#### [INPUT DATA]
————————

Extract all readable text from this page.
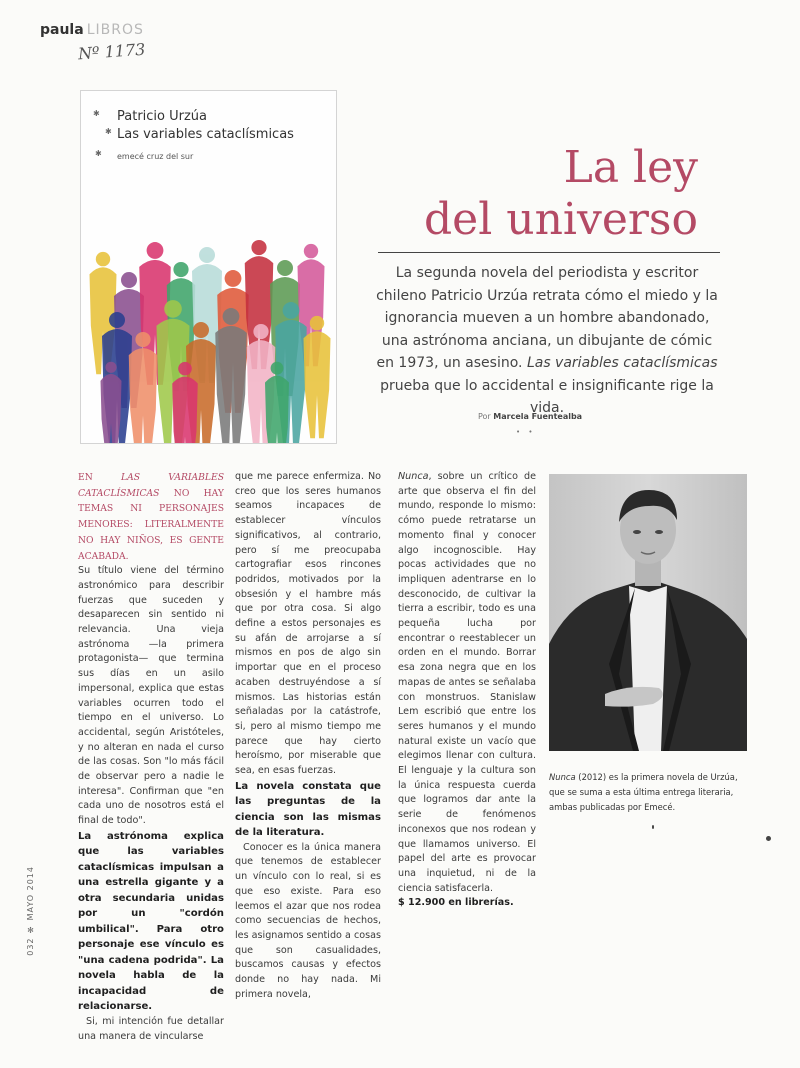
paula LIBROS
Nº 1173
✱
✱
✱
Patricio Urzúa
Las variables cataclísmicas
emecé cruz del sur	La ley
del universo
La segunda novela del periodista y escritor chileno Patricio Urzúa retrata cómo el miedo y la ignorancia mueven a un hombre abandonado, una astrónoma anciana, un dibujante de cómic en 1973, un asesino. Las variables cataclísmicas prueba que lo accidental e insignificante rige la vida.
Por Marcela Fuentealba
• •

EN	LAS VARIABLES CATACLÍSMICAS NO HAY TEMAS NI PERSONAJES MENORES: LITERALMENTE NO HAY NIÑOS, ES GENTE ACABADA.

Su título viene del término astronómico para describir fuerzas que suceden y desaparecen sin sentido ni relevancia. Una vieja astrónoma —la primera protagonista— que termina sus días en un asilo impersonal, explica que estas variables ocurren todo el tiempo en el universo. Lo accidental, según Aristóteles, y no alteran en nada el curso de las cosas. Son "lo más fácil de observar pero a nadie le interesa". Confirman que "en cada uno de nosotros está el final de todo".

La astrónoma explica que las variables cataclísmicas impulsan a una estrella gigante y a otra secundaria unidas por un "cordón umbilical". Para otro personaje ese vínculo es "una cadena podrida". La novela habla de la incapacidad de relacionarse.

Si, mi intención fue detallar una manera de vincularse

que me parece enfermiza. No creo que los seres humanos seamos incapaces de establecer vínculos significativos, al contrario, pero sí me preocupaba cartografiar esos rincones podridos, motivados por la obsesión y el hambre más que por otra cosa. Si algo define a estos personajes es su afán de arrojarse a sí mismos en pos de algo sin importar que en el proceso acaben destruyéndose a sí mismos. Las historias están señaladas por la catástrofe, si, pero al mismo tiempo me parece que hay cierto heroísmo, por miserable que sea, en esas fuerzas.

La novela constata que las preguntas de la ciencia son las mismas de la literatura.

Conocer es la única manera que tenemos de establecer un vínculo con lo real, si es que eso existe. Para eso leemos el azar que nos rodea como secuencias de hechos, les asignamos sentido a cosas que son casualidades, buscamos causas y efectos donde no hay nada. Mi primera novela,

Nunca, sobre un crítico de arte que observa el fin del mundo, responde lo mismo: cómo puede retratarse un momento final y conocer algo incognoscible. Hay pocas actividades que no impliquen adentrarse en lo desconocido, de cultivar la tierra a escribir, todo es una pequeña lucha por encontrar o reestablecer un orden en el mundo. Borrar esa zona negra que en los mapas de antes se señalaba con monstruos. Stanislaw Lem escribió que entre los seres humanos y el mundo natural existe un vacío que elegimos llenar con cultura. El lenguaje y la cultura son la única respuesta cuerda que logramos dar ante la serie de fenómenos inconexos que nos rodean y que llamamos universo. El papel del arte es provocar una inquietud, ni de la ciencia satisfacerla.

$ 12.900 en librerías.

Nunca (2012) es la primera novela de Urzúa, que se suma a esta última entrega literaria, ambas publicadas por Emecé.
032 ✻ MAYO 2014
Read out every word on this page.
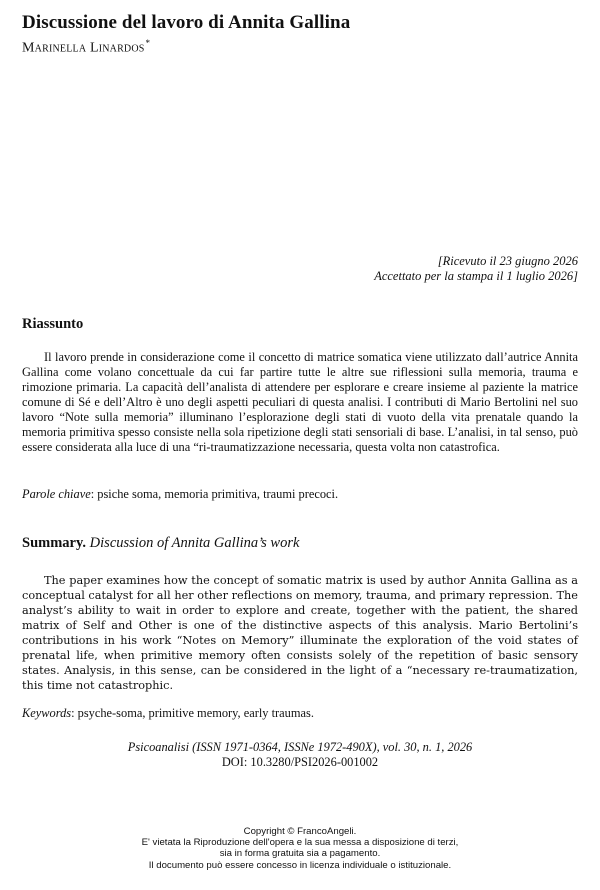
Discussione del lavoro di Annita Gallina
Marinella Linardos*
[Ricevuto il 23 giugno 2026
Accettato per la stampa il 1 luglio 2026]
Riassunto

Il lavoro prende in considerazione come il concetto di matrice somatica viene utilizzato dall’autrice Annita Gallina come volano concettuale da cui far partire tutte le altre sue riflessioni sulla memoria, trauma e rimozione primaria. La capacità dell’analista di attendere per esplorare e creare insieme al paziente la matrice comune di Sé e dell’Altro è uno degli aspetti peculiari di questa analisi. I contributi di Mario Bertolini nel suo lavoro “Note sulla memoria” illuminano l’esplorazione degli stati di vuoto della vita prenatale quando la memoria primitiva spesso consiste nella sola ripetizione degli stati sensoriali di base. L’analisi, in tal senso, può essere considerata alla luce di una “ri-traumatizzazione necessaria, questa volta non catastrofica.

Parole chiave: psiche soma, memoria primitiva, traumi precoci.

Summary. Discussion of Annita Gallina’s work

The paper examines how the concept of somatic matrix is used by author Annita Gallina as a conceptual catalyst for all her other reflections on memory, trauma, and primary repression. The analyst’s ability to wait in order to explore and create, together with the patient, the shared matrix of Self and Other is one of the distinctive aspects of this analysis. Mario Bertolini’s contributions in his work “Notes on Memory” illuminate the exploration of the void states of prenatal life, when primitive memory often consists solely of the repetition of basic sensory states. Analysis, in this sense, can be considered in the light of a “necessary re-traumatization, this time not catastrophic.

Keywords: psyche-soma, primitive memory, early traumas.

Psicoanalisi (ISSN 1971-0364, ISSNe 1972-490X), vol. 30, n. 1, 2026
DOI: 10.3280/PSI2026-001002
Copyright © FrancoAngeli.
E' vietata la Riproduzione dell'opera e la sua messa a disposizione di terzi,
sia in forma gratuita sia a pagamento.
Il documento può essere concesso in licenza individuale o istituzionale.
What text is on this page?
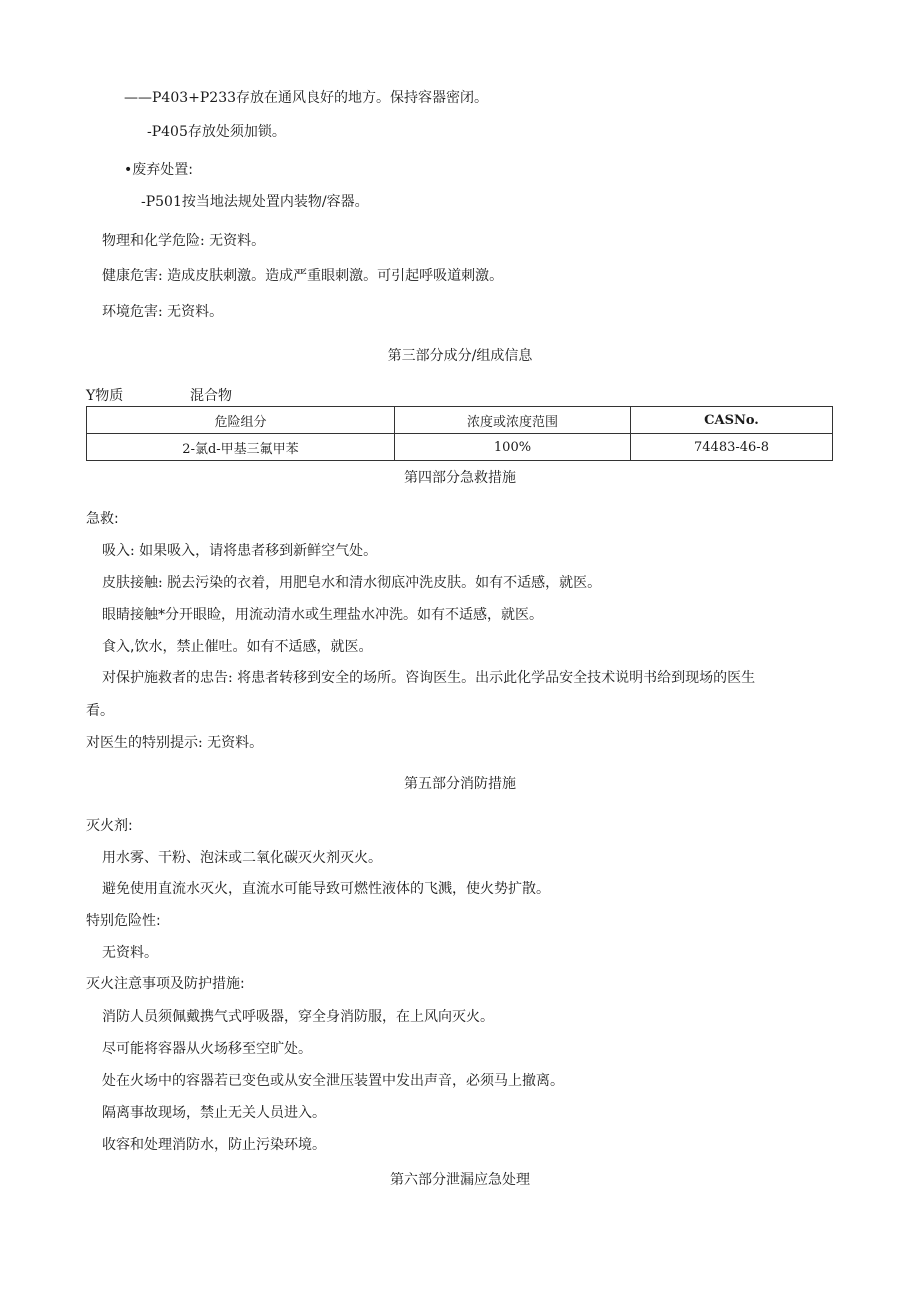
——P403+P233存放在通风良好的地方。保持容器密闭。
-P405存放处须加锁。
•废弃处置:
-P501按当地法规处置内装物/容器。
物理和化学危险: 无资料。
健康危害: 造成皮肤刺激。造成严重眼刺激。可引起呼吸道刺激。
环境危害: 无资料。
第三部分成分/组成信息
Y物质	混合物
危险组分	浓度或浓度范围	CASNo.
2-氯d-甲基三氟甲苯	100%	74483-46-8
第四部分急救措施
急救:
吸入: 如果吸入，请将患者移到新鲜空气处。
皮肤接触: 脱去污染的衣着，用肥皂水和清水彻底冲洗皮肤。如有不适感，就医。
眼睛接触*分开眼睑，用流动清水或生理盐水冲洗。如有不适感，就医。
食入,饮水，禁止催吐。如有不适感，就医。
对保护施救者的忠告: 将患者转移到安全的场所。咨询医生。出示此化学品安全技术说明书给到现场的医生
看。
对医生的特别提示: 无资料。
第五部分消防措施
灭火剂:
用水雾、干粉、泡沫或二氧化碳灭火剂灭火。
避免使用直流水灭火，直流水可能导致可燃性液体的飞溅，使火势扩散。
特别危险性:
无资料。
灭火注意事项及防护措施:
消防人员须佩戴携气式呼吸器，穿全身消防服，在上风向灭火。
尽可能将容器从火场移至空旷处。
处在火场中的容器若已变色或从安全泄压装置中发出声音，必须马上撤离。
隔离事故现场，禁止无关人员进入。
收容和处理消防水，防止污染环境。
第六部分泄漏应急处理
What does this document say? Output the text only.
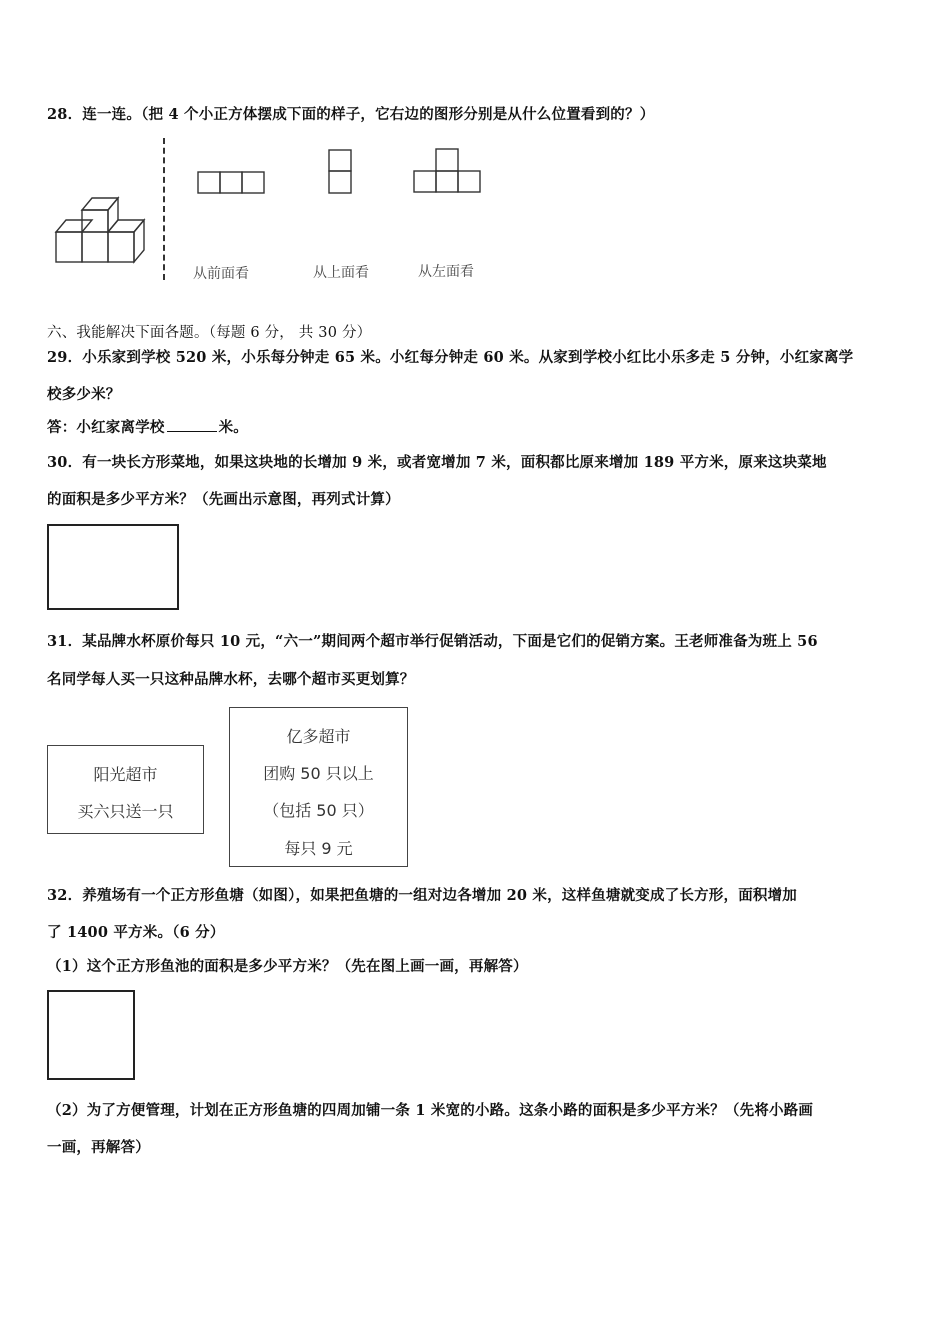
28．连一连。（把 4 个小正方体摆成下面的样子，它右边的图形分别是从什么位置看到的？）
从前面看	从上面看	从左面看
六、我能解决下面各题。（每题 6 分， 共 30 分）
29．小乐家到学校 520 米，小乐每分钟走 65 米。小红每分钟走 60 米。从家到学校小红比小乐多走 5 分钟，小红家离学
校多少米？
答：小红家离学校	米。
30．有一块长方形菜地，如果这块地的长增加 9 米，或者宽增加 7 米，面积都比原来增加 189 平方米，原来这块菜地
的面积是多少平方米？（先画出示意图，再列式计算）
31．某品牌水杯原价每只 10 元，“六一”期间两个超市举行促销活动，下面是它们的促销方案。王老师准备为班上 56
名同学每人买一只这种品牌水杯，去哪个超市买更划算？
阳光超市
买六只送一只
亿多超市
团购 50 只以上
（包括 50 只）
每只 9 元
32．养殖场有一个正方形鱼塘（如图），如果把鱼塘的一组对边各增加 20 米，这样鱼塘就变成了长方形，面积增加
了 1400 平方米。（6 分）
（1）这个正方形鱼池的面积是多少平方米？（先在图上画一画，再解答）
（2）为了方便管理，计划在正方形鱼塘的四周加铺一条 1 米宽的小路。这条小路的面积是多少平方米？（先将小路画
一画，再解答）
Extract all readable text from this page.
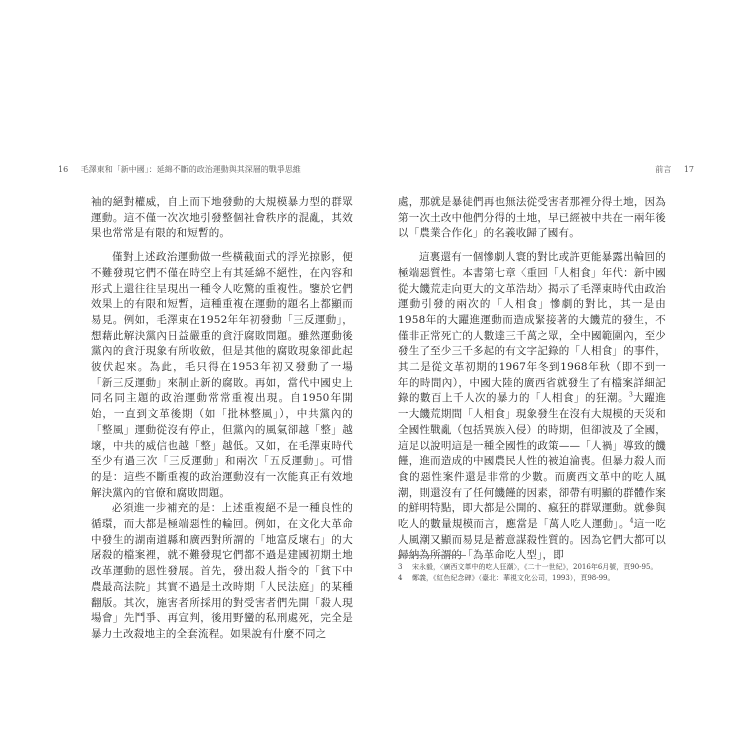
16 毛澤東和「新中國」：延綿不斷的政治運動與其深層的戰爭思維

袖的絕對權威，自上而下地發動的大規模暴力型的群眾運動。這不僅一次次地引發整個社會秩序的混亂，其效果也常常是有限的和短暫的。

僅對上述政治運動做一些橫截面式的浮光掠影，便不難發現它們不僅在時空上有其延綿不絕性，在內容和形式上還往往呈現出一種令人吃驚的重複性。鑒於它們效果上的有限和短暫，這種重複在運動的題名上都顯而易見。例如，毛澤東在1952年年初發動「三反運動」，想藉此解決黨內日益嚴重的貪汙腐敗問題。雖然運動後黨內的貪汙現象有所收斂，但是其他的腐敗現象卻此起彼伏起來。為此，毛只得在1953年初又發動了一場「新三反運動」來制止新的腐敗。再如，當代中國史上同名同主題的政治運動常常重複出現。自1950年開始，一直到文革後期（如「批林整風」），中共黨內的「整風」運動從沒有停止，但黨內的風氣卻越「整」越壞，中共的威信也越「整」越低。又如，在毛澤東時代至少有過三次「三反運動」和兩次「五反運動」。可惜的是：這些不斷重複的政治運動沒有一次能真正有效地解決黨內的官僚和腐敗問題。

必須進一步補充的是：上述重複絕不是一種良性的循環，而大都是極端惡性的輪回。例如，在文化大革命中發生的湖南道縣和廣西對所謂的「地富反壞右」的大屠殺的檔案裡，就不難發現它們都不過是建國初期土地改革運動的恩性發展。首先，發出殺人指令的「貧下中農最高法院」其實不過是土改時期「人民法庭」的某種翻版。其次，施害者所採用的對受害者們先開「殺人現場會」先鬥爭、再宣判，後用野蠻的私刑處死，完全是暴力土改殺地主的全套流程。如果說有什麼不同之

前言 17

處，那就是暴徒們再也無法從受害者那裡分得土地，因為第一次土改中他們分得的土地，早已經被中共在一兩年後以「農業合作化」的名義收歸了國有。

這裏還有一個慘劇人寰的對比或許更能暴露出輪回的極端惡質性。本書第七章〈重回「人相食」年代：新中國從大饑荒走向更大的文革浩劫〉揭示了毛澤東時代由政治運動引發的兩次的「人相食」慘劇的對比，其一是由1958年的大躍進運動而造成緊接著的大饑荒的發生，不僅非正常死亡的人數達三千萬之眾，全中國範圍內，至少發生了至少三千多起的有文字記錄的「人相食」的事件，其二是從文革初期的1967年冬到1968年秋（即不到一年的時間內），中國大陸的廣西省就發生了有檔案詳細記錄的數百上千人次的暴力的「人相食」的狂潮。$^3$大躍進一大饑荒期間「人相食」現象發生在沒有大規模的天災和全國性戰亂（包括異族入侵）的時期，但卻波及了全國，這足以說明這是一種全國性的政策——「人禍」導致的饑饉，進而造成的中國農民人性的被迫淪喪。但暴力殺人而食的惡性案件還是非常的少數。而廣西文革中的吃人風潮，則還沒有了任何饑饉的因素，卻帶有明顯的群體作案的鮮明特點，即大都是公開的、瘋狂的群眾運動。就參與吃人的數量規模而言，應當是「萬人吃人運動」。$^4$這一吃人風潮又顯而易見是蓄意謀殺性質的。因為它們大都可以歸納為所謂的「為革命吃人型」，即

3	宋永毅，〈廣西文革中的吃人狂潮〉，《二十一世紀》，2016年6月號，頁90-95。
4	鄭義，《紅色紀念碑》（臺北：華視文化公司，1993），頁98-99。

————————

#### [TO DO]
Copy each line from the records above that includes the string "novela".

#### [TASK RESULT]
La segunda novela del periodista y escritor chileno Patricio Urzúa retrata cómo el miedo y la ignorancia mueven a un hombre abandonado, una astrónoma anciana, un dibujante de cómic en 1973, un asesino. Las variables cataclísmicas prueba que lo accidental e insignificante rige la vida.
La astrónoma explica que las variables cataclísmicas impulsan a una estrella gigante y a otra secundaria unidas por un "cordón umbilical". Para otro personaje ese vínculo es "una cadena podrida". La novela habla de la incapacidad de relacionarse.
La novela constata que las preguntas de la ciencia son las mismas de la literatura.
Conocer es la única manera que tenemos de establecer un vínculo con lo real, si es que eso existe. Para eso leemos el azar que nos rodea como secuencias de hechos, les asignamos sentido a cosas que son casualidades, buscamos causas y efectos donde no hay nada. Mi primera novela,
Nunca (2012) es la primera novela de Urzúa, que se suma a esta última entrega literaria, ambas publicadas por Emecé.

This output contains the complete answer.